430. Flatten a Multilevel Doubly Linked List

430. Flatten a Multilevel Doubly Linked List

You are given a doubly linked list, which contains nodes that have a next pointer, a previous pointer, and an additional child pointer. This child pointer may or may not point to a separate doubly linked list, also containing these special nodes. These child lists may have one or more children of their own, and so on, to produce a multilevel data structure as shown in the example below.

Given the head of the first level of the list, flatten the list so that all the nodes appear in a single-level, doubly linked list. Let curr be a node with a child list. The nodes in the child list should appear after curr and before curr.next in the flattened list.

Return the head of the flattened list. The nodes in the list must have all of their child pointers set to null.

 

Example 1:

Input: head = [1,2,3,4,5,6,null,null,null,7,8,9,10,null,null,11,12]
Output: [1,2,3,7,8,11,12,9,10,4,5,6]
Explanation: The multilevel linked list in the input is shown.
After flattening the multilevel linked list it becomes:

Example 2:

Input: head = [1,2,null,3]
Output: [1,3,2]
Explanation: The multilevel linked list in the input is shown.
After flattening the multilevel linked list it becomes:

Example 3:

Input: head = []
Output: []
Explanation: There could be empty list in the input.

 

Constraints:

  • The number of Nodes will not exceed 1000.
  • 1 <= Node.val <= 105

 

How the multilevel linked list is represented in test cases:

We use the multilevel linked list from Example 1 above:

 1---2---3---4---5---6--NULL
         |
         7---8---9---10--NULL
             |
             11--12--NULL

The serialization of each level is as follows:

[1,2,3,4,5,6,null]
[7,8,9,10,null]
[11,12,null]

To serialize all levels together, we will add nulls in each level to signify no node connects to the upper node of the previous level. The serialization becomes:

[1,    2,    3, 4, 5, 6, null]
             |
[null, null, 7,    8, 9, 10, null]
                   |
[            null, 11, 12, null]

Merging the serialization of each level and removing trailing nulls we obtain:

[1,2,3,4,5,6,null,null,null,7,8,9,10,null,null,11,12]

Problem Explanation

The goal is to flatten a multilevel doubly linked list. Each node has next, prev, and child pointers. The child pointer points to another doubly linked list, which might have its own child pointers. We need to flatten this structure into a single-level doubly linked list.

= = = = = = =

Retype the portion of the linked list problem starting at "Problem Explanation" and ending at "single-level doubly linked list.". The lines that follow play no part in this exercise.

= = = = = = =

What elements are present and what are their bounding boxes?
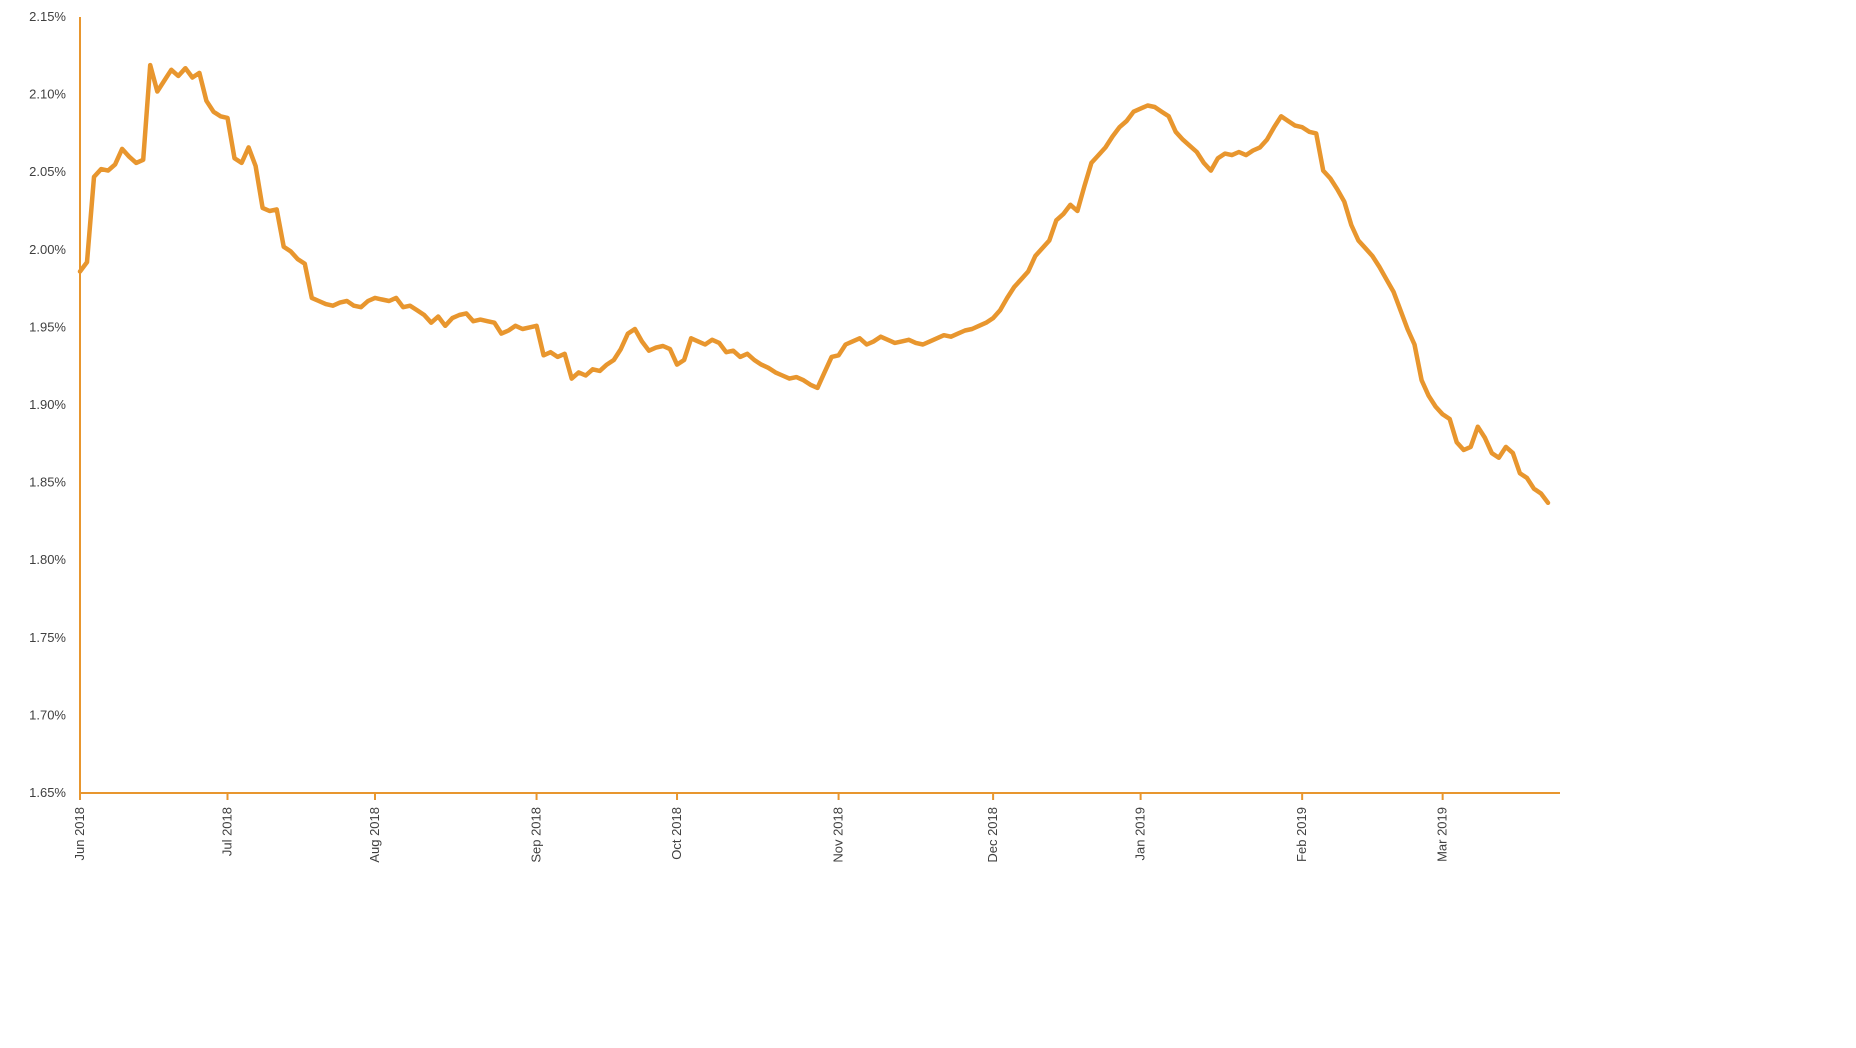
x-axis-label: Mar 2019 <box>1435 807 1450 862</box>
x-axis-label: Aug 2018 <box>367 807 382 863</box>
x-axis-label: Oct 2018 <box>669 807 684 860</box>
x-axis-label: Feb 2019 <box>1294 807 1309 862</box>
x-axis-label: Sep 2018 <box>529 807 544 863</box>
y-axis-label: 2.05% <box>29 164 66 179</box>
y-axis-label: 1.85% <box>29 475 66 490</box>
y-axis-label: 2.00% <box>29 242 66 257</box>
y-axis-label: 1.80% <box>29 552 66 567</box>
y-axis-label: 2.10% <box>29 87 66 102</box>
y-axis-label: 1.75% <box>29 630 66 645</box>
x-axis-label: Jan 2019 <box>1133 807 1148 861</box>
y-axis-label: 1.65% <box>29 785 66 800</box>
y-axis-label: 1.95% <box>29 319 66 334</box>
y-axis-label: 2.15% <box>29 9 66 24</box>
series-line <box>77 62 1551 506</box>
x-axis-label: Jun 2018 <box>72 807 87 861</box>
y-axis-label: 1.90% <box>29 397 66 412</box>
y-axis-label: 1.70% <box>29 707 66 722</box>
x-axis-label: Jul 2018 <box>220 807 235 856</box>
x-axis-label: Dec 2018 <box>985 807 1000 863</box>
x-axis-label: Nov 2018 <box>831 807 846 863</box>
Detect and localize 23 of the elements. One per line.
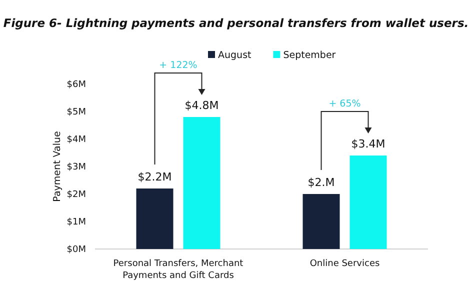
text: + 122%	[159, 60, 198, 71]
y-axis-title: Payment Value	[52, 131, 63, 202]
y-tick-label: $5M	[66, 108, 86, 118]
annotation: + 65%	[328, 98, 361, 110]
y-tick-label: $6M	[66, 80, 86, 90]
data-label: $2.M	[308, 176, 335, 189]
legend-label: August	[218, 50, 252, 61]
data-label: $3.4M	[351, 138, 386, 150]
y-tick-label: $4M	[66, 135, 86, 146]
data-label: $4.8M	[184, 99, 219, 112]
chart-title: Figure 6- Lightning payments and personal transfers from wallet users.	[3, 16, 469, 30]
y-tick-label: $0M	[66, 245, 86, 256]
legend-label: September	[283, 50, 336, 61]
y-tick-label: $3M	[66, 162, 86, 173]
x-tick-label: Online Services	[310, 259, 380, 269]
bar	[183, 117, 220, 249]
bar	[302, 194, 340, 249]
bar	[136, 188, 174, 249]
x-tick-label: Personal Transfers, Merchant Payments and Gift Cards	[113, 259, 244, 281]
y-tick-label: $2M	[66, 190, 86, 200]
data-label: $2.2M	[138, 170, 172, 184]
bar	[350, 156, 387, 249]
y-tick-label: $1M	[66, 218, 86, 228]
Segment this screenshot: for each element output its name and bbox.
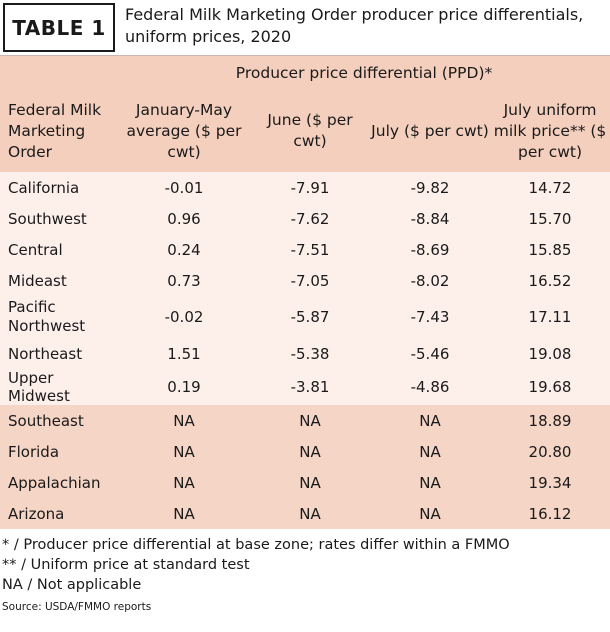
- table-row: Florida NA NA NA 20.80: [0, 436, 610, 467]
- cell-july: NA: [419, 473, 441, 492]
- table-row: Mideast 0.73 -7.05 -8.02 16.52: [0, 265, 610, 296]
- footnote: NA / Not applicable: [2, 577, 142, 593]
- table-row: Upper Midwest 0.19 -3.81 -4.86 19.68: [0, 369, 610, 405]
- cell-july: -4.86: [410, 378, 450, 396]
- cell-uniform: 19.08: [528, 344, 572, 363]
- col-header-june: June ($ per cwt): [267, 111, 353, 150]
- col-header-uniform: July uniform milk price** ($ per cwt): [493, 100, 607, 161]
- table-row: Northeast 1.51 -5.38 -5.46 19.08: [0, 338, 610, 369]
- cell-july: -8.02: [410, 271, 450, 290]
- cell-order: Florida: [8, 442, 60, 461]
- cell-uniform: 16.52: [528, 271, 572, 290]
- cell-june: NA: [299, 411, 321, 430]
- col-header-janmay: January-May average ($ per cwt): [126, 100, 242, 161]
- cell-july: -8.69: [410, 240, 450, 259]
- group-header-ppd: Producer price differential (PPD)*: [235, 64, 493, 82]
- cell-uniform: 15.70: [528, 209, 572, 228]
- cell-janmay: 0.19: [167, 378, 201, 396]
- cell-july: -9.82: [410, 178, 450, 197]
- cell-order: Central: [8, 240, 63, 259]
- col-header-order: Federal Milk Marketing Order: [8, 100, 102, 161]
- cell-july: NA: [419, 411, 441, 430]
- table-row: Southwest 0.96 -7.62 -8.84 15.70: [0, 203, 610, 234]
- source-note: Source: USDA/FMMO reports: [2, 601, 152, 613]
- data-table: Producer price differential (PPD)* Feder…: [0, 56, 610, 529]
- cell-july: NA: [419, 442, 441, 461]
- cell-july: -7.43: [410, 307, 450, 326]
- table-row: California -0.01 -7.91 -9.82 14.72: [0, 172, 610, 203]
- cell-janmay: 0.24: [167, 240, 201, 259]
- cell-june: -5.87: [290, 307, 330, 326]
- table-title: Federal Milk Marketing Order producer pr…: [125, 5, 584, 46]
- cell-janmay: 1.51: [167, 344, 201, 363]
- cell-janmay: 0.73: [167, 271, 201, 290]
- cell-order: California: [8, 178, 80, 197]
- cell-june: NA: [299, 442, 321, 461]
- table-footer: * / Producer price differential at base …: [0, 529, 610, 617]
- cell-order: Arizona: [8, 504, 65, 523]
- cell-june: -3.81: [290, 378, 330, 396]
- cell-june: -7.91: [290, 178, 330, 197]
- cell-uniform: 17.11: [528, 307, 572, 326]
- table-row: Southeast NA NA NA 18.89: [0, 405, 610, 436]
- table-header: TABLE 1 Federal Milk Marketing Order pro…: [0, 0, 610, 56]
- table-row: Arizona NA NA NA 16.12: [0, 498, 610, 529]
- column-header-row: Federal Milk Marketing Order January-May…: [0, 90, 610, 172]
- table-row: Pacific Northwest -0.02 -5.87 -7.43 17.1…: [0, 296, 610, 338]
- cell-janmay: NA: [173, 473, 195, 492]
- cell-uniform: 16.12: [528, 504, 572, 523]
- cell-uniform: 14.72: [528, 178, 572, 197]
- cell-janmay: -0.02: [164, 307, 204, 326]
- footnote: ** / Uniform price at standard test: [2, 557, 250, 573]
- cell-uniform: 20.80: [528, 442, 572, 461]
- cell-janmay: -0.01: [164, 178, 204, 197]
- cell-order: Upper Midwest: [8, 369, 70, 405]
- cell-uniform: 19.34: [528, 473, 572, 492]
- cell-june: -7.05: [290, 271, 330, 290]
- table-badge: TABLE 1: [3, 3, 115, 52]
- group-header-spacer: [0, 56, 118, 90]
- footnote: * / Producer price differential at base …: [2, 537, 510, 553]
- cell-june: NA: [299, 504, 321, 523]
- cell-uniform: 19.68: [528, 378, 572, 396]
- cell-uniform: 15.85: [528, 240, 572, 259]
- table-row: Central 0.24 -7.51 -8.69 15.85: [0, 234, 610, 265]
- cell-order: Southeast: [8, 411, 84, 430]
- cell-order: Southwest: [8, 209, 87, 228]
- col-header-july: July ($ per cwt): [371, 121, 489, 140]
- table-row: Appalachian NA NA NA 19.34: [0, 467, 610, 498]
- cell-order: Mideast: [8, 271, 67, 290]
- cell-june: -7.51: [290, 240, 330, 259]
- cell-janmay: NA: [173, 504, 195, 523]
- cell-order: Pacific Northwest: [8, 298, 86, 335]
- cell-june: -7.62: [290, 209, 330, 228]
- cell-order: Appalachian: [8, 473, 101, 492]
- cell-order: Northeast: [8, 344, 83, 363]
- cell-uniform: 18.89: [528, 411, 572, 430]
- cell-janmay: 0.96: [167, 209, 201, 228]
- cell-july: NA: [419, 504, 441, 523]
- cell-july: -8.84: [410, 209, 450, 228]
- cell-june: NA: [299, 473, 321, 492]
- cell-janmay: NA: [173, 442, 195, 461]
- cell-june: -5.38: [290, 344, 330, 363]
- group-header-row: Producer price differential (PPD)*: [0, 56, 610, 90]
- cell-july: -5.46: [410, 344, 450, 363]
- cell-janmay: NA: [173, 411, 195, 430]
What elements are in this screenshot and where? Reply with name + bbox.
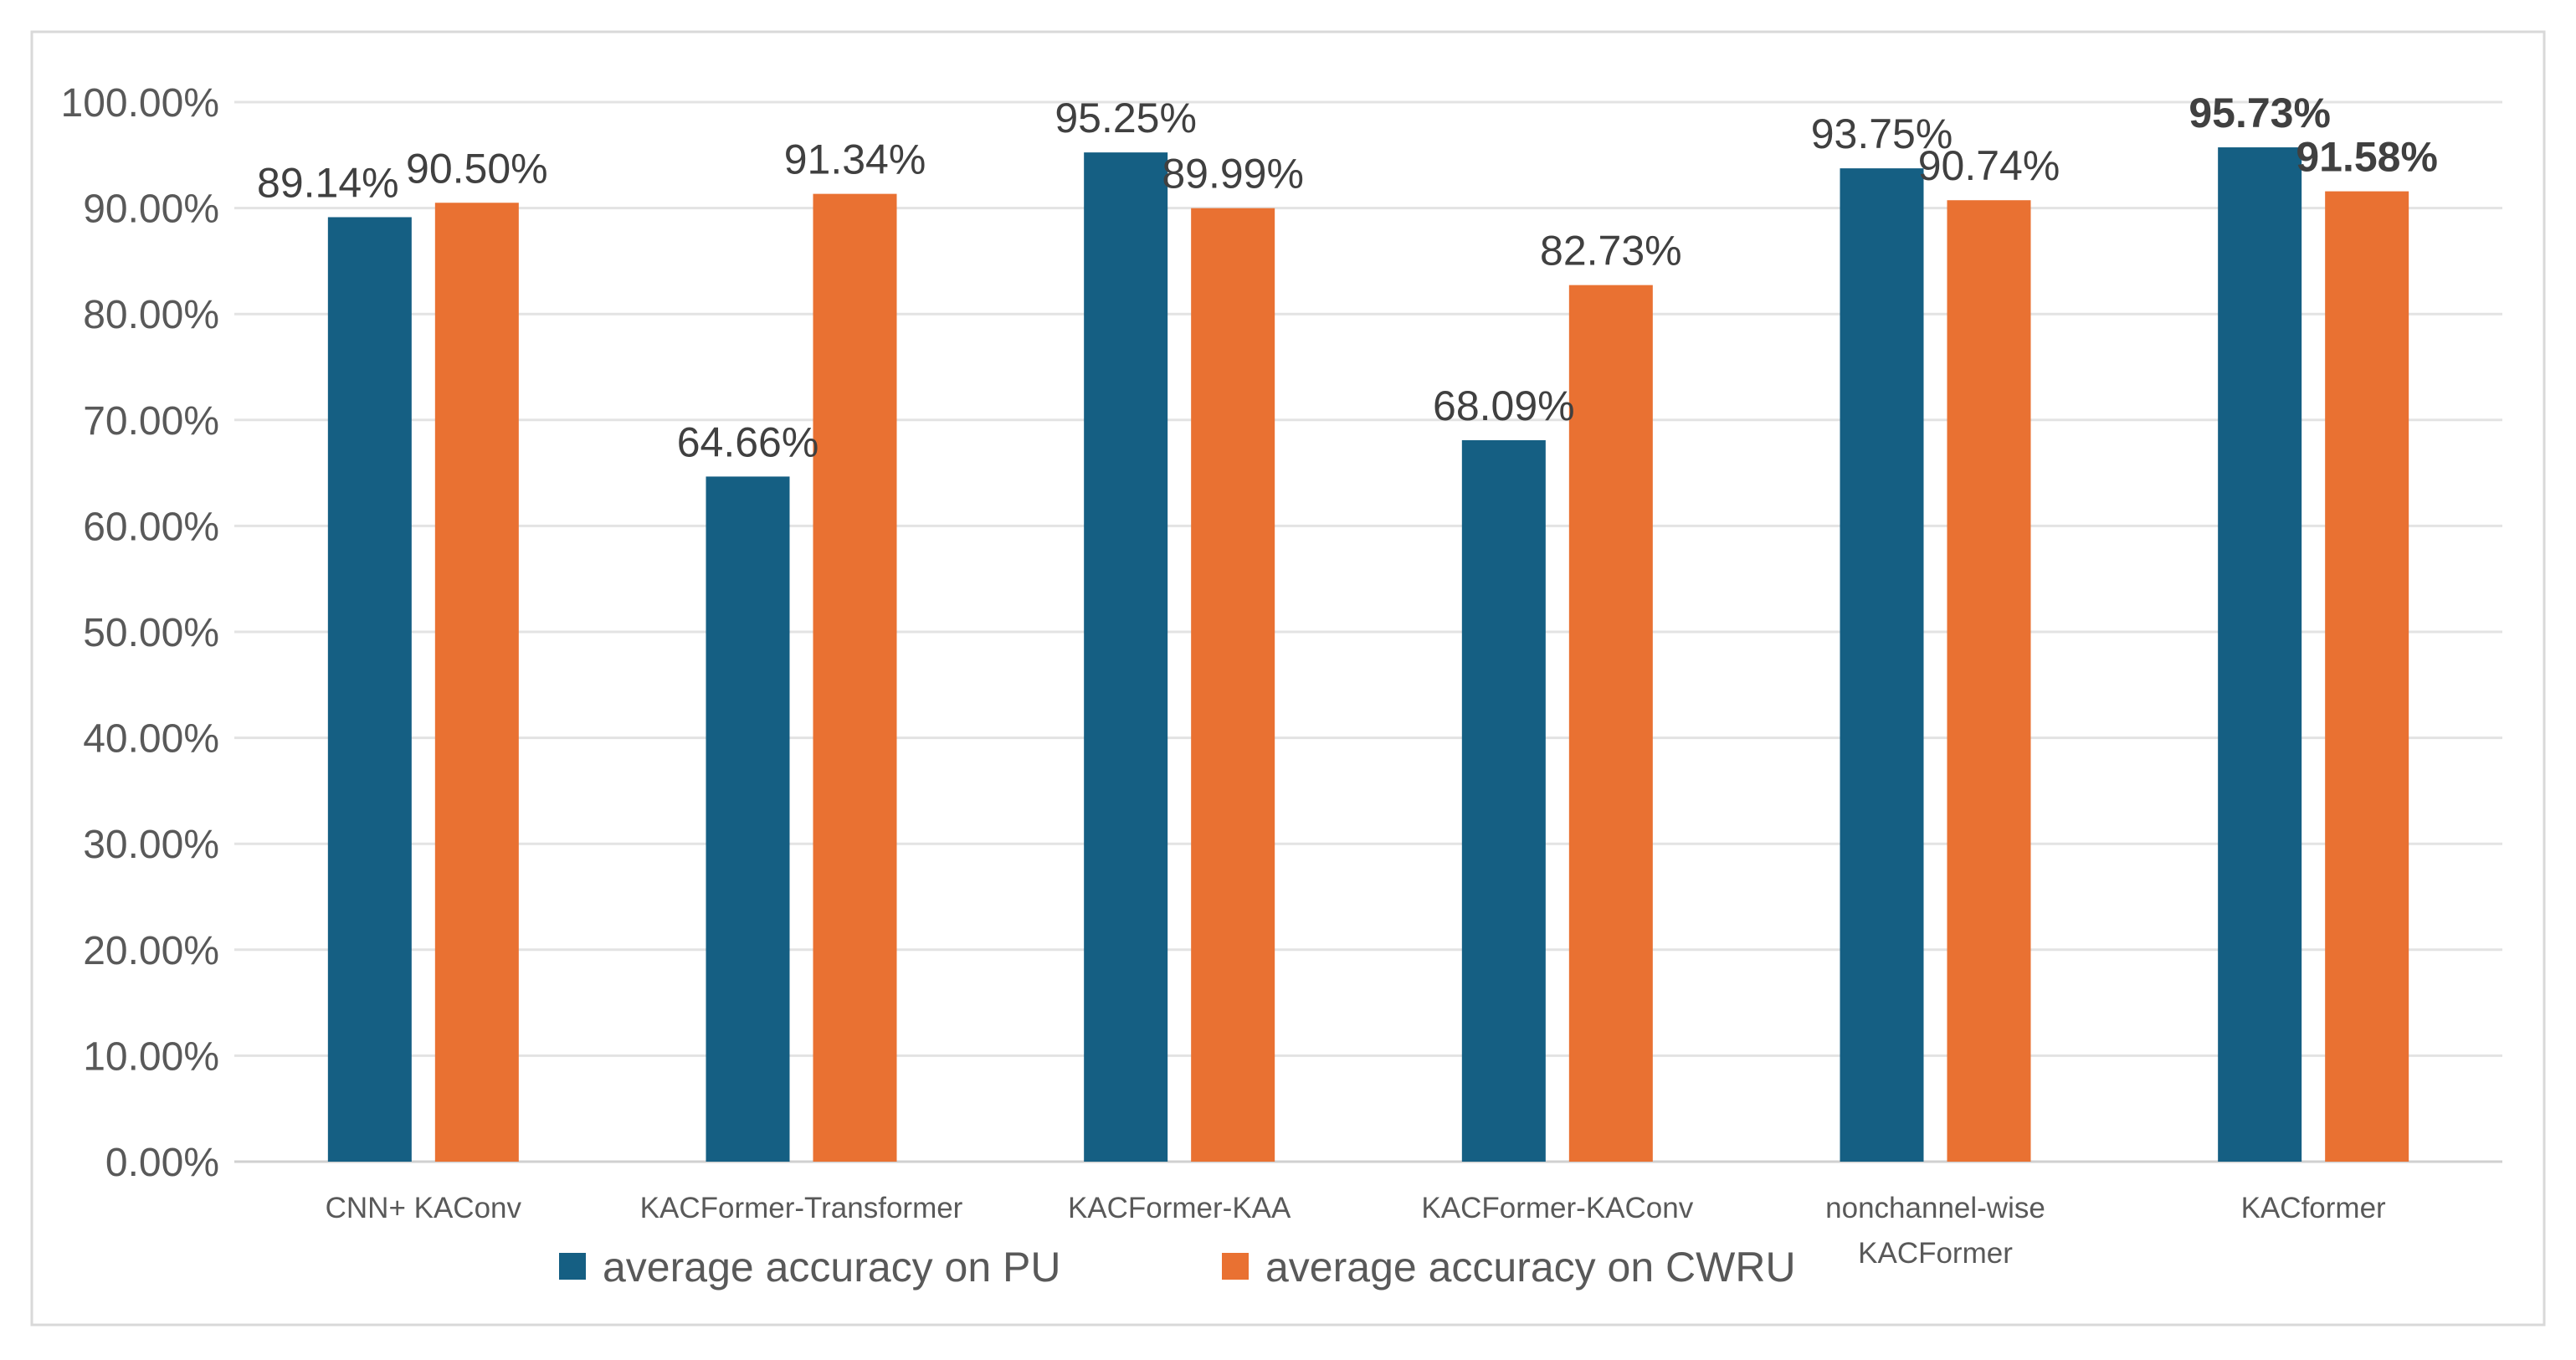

= = = = = = =

**OUTPUT FOR THIS EXERCISE**
Problem Explanation

The goal is to flatten a multilevel doubly linked list. Each node has next, prev, and child pointers. The child pointer points to another doubly linked list, which might have its own child pointers. We need to flatten this structure into a single-level doubly linked list.